┌─ Exercise inputs

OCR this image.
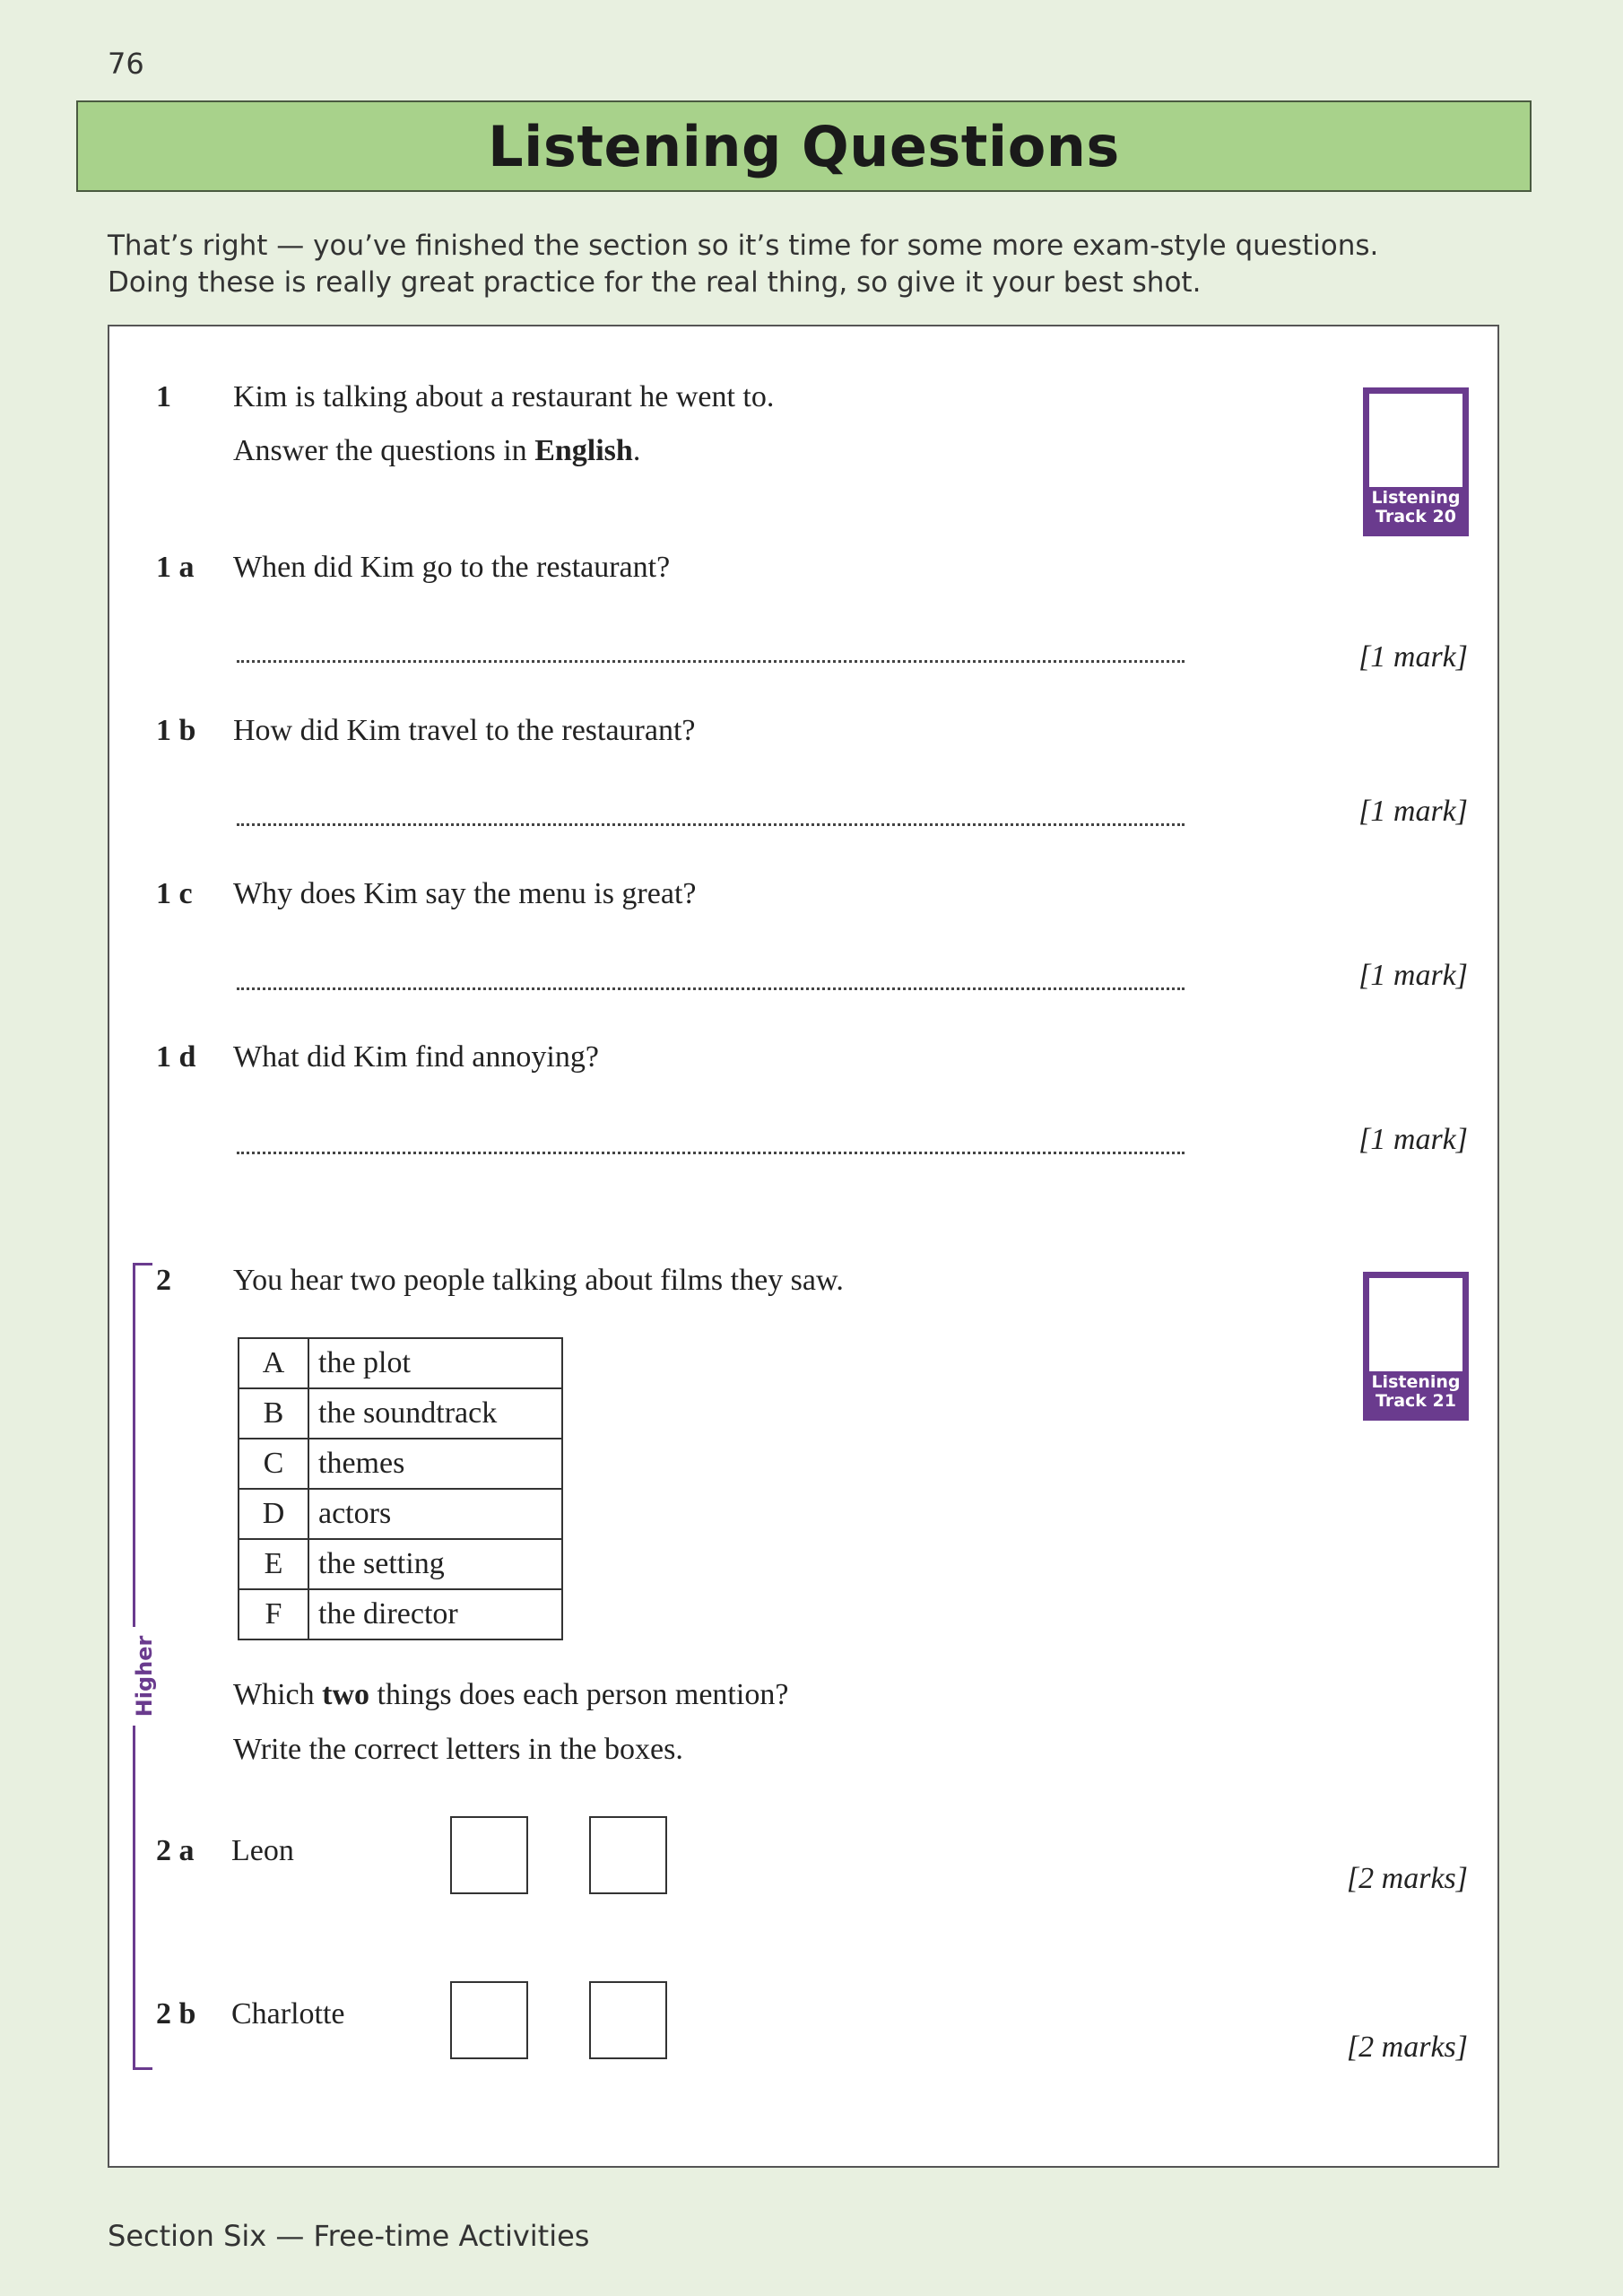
76
Listening Questions
That’s right — you’ve finished the section so it’s time for some more exam-style questions.
Doing these is really great practice for the real thing, so give it your best shot.
1 Kim is talking about a restaurant he went to.
Answer the questions in English.
Listening
Track 20
1 a When did Kim go to the restaurant?
[1 mark]
1 b How did Kim travel to the restaurant?
[1 mark]
1 c Why does Kim say the menu is great?
[1 mark]
1 d What did Kim find annoying?
[1 mark]
Higher
2 You hear two people talking about films they saw.
Listening
Track 21
A	the plot
B	the soundtrack
C	themes
D	actors
E	the setting
F	the director
Which two things does each person mention?
Write the correct letters in the boxes.
2 a Leon
[2 marks]
2 b Charlotte
[2 marks]
Section Six — Free-time Activities
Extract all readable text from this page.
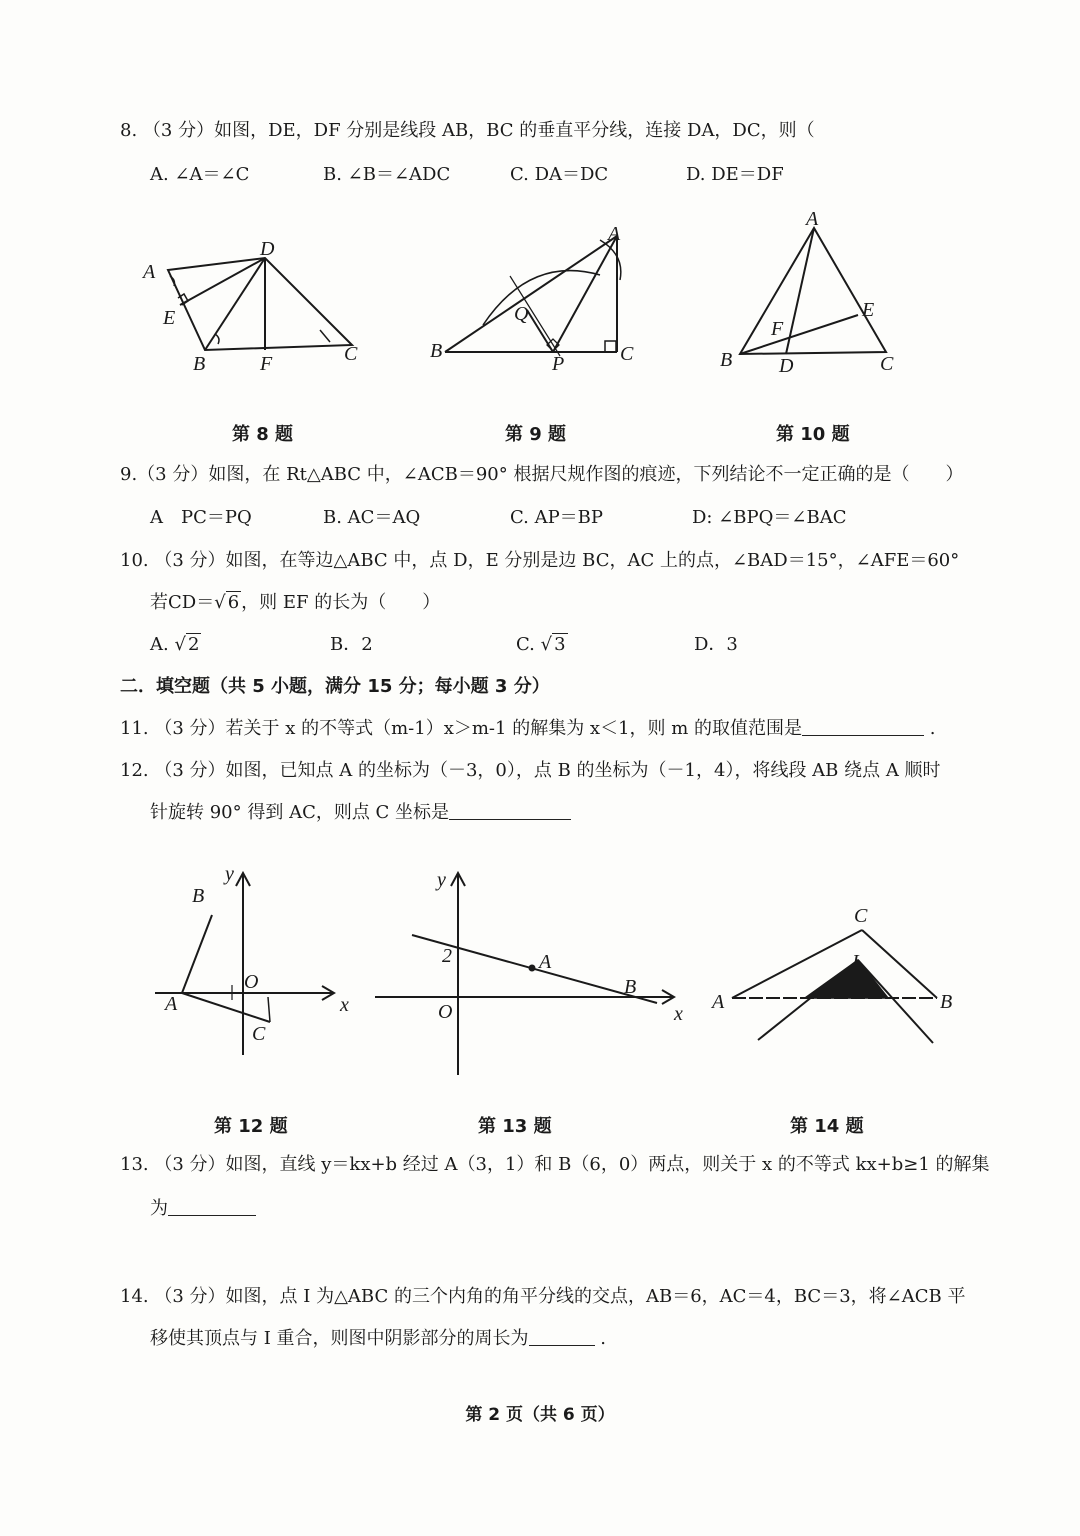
8. （3 分）如图，DE，DF 分别是线段 AB，BC 的垂直平分线，连接 DA，DC，则（
A. ∠A＝∠C	B. ∠B＝∠ADC	C. DA＝DC	D. DE＝DF
A
D
E
B	F	C	B
A
Q
P	C
A
F
E
B D	C
第 8 题	第 9 题	第 10 题
9.（3 分）如图，在 Rt△ABC 中，∠ACB＝90° 根据尺规作图的痕迹，下列结论不一定正确的是（　　）
A　PC＝PQ	B. AC＝AQ	C. AP＝BP	D: ∠BPQ＝∠BAC
10. （3 分）如图，在等边△ABC 中，点 D，E 分别是边 BC，AC 上的点，∠BAD＝15°，∠AFE＝60°
若CD＝√ 6 ，则 EF 的长为（　　）
A. √ 2	B．2	C. √ 3	D．3
二．填空题（共 5 小题，满分 15 分；每小题 3 分）
11. （3 分）若关于 x 的不等式（m-1）x＞m-1 的解集为 x＜1，则 m 的取值范围是	.
12. （3 分）如图，已知点 A 的坐标为（－3，0），点 B 的坐标为（－1，4），将线段 AB 绕点 A 顺时
针旋转 90° 得到 AC，则点 C 坐标是
y
B
O
A	x
C
y
2	A
B
O	x
C
I
A	B
第 12 题	第 13 题	第 14 题
13. （3 分）如图，直线 y＝kx+b 经过 A（3，1）和 B（6，0）两点，则关于 x 的不等式 kx+b≥1 的解集
为
14. （3 分）如图，点 I 为△ABC 的三个内角的角平分线的交点，AB＝6，AC＝4，BC＝3，将∠ACB 平
移使其顶点与 I 重合，则图中阴影部分的周长为	.
第 2 页（共 6 页）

└─

§ **Exercise goal**
Scan the material above. Return every line containing the string "about".

§ **Answer to this problem**
1 Kim is talking about a restaurant he went to.
2 You hear two people talking about films they saw.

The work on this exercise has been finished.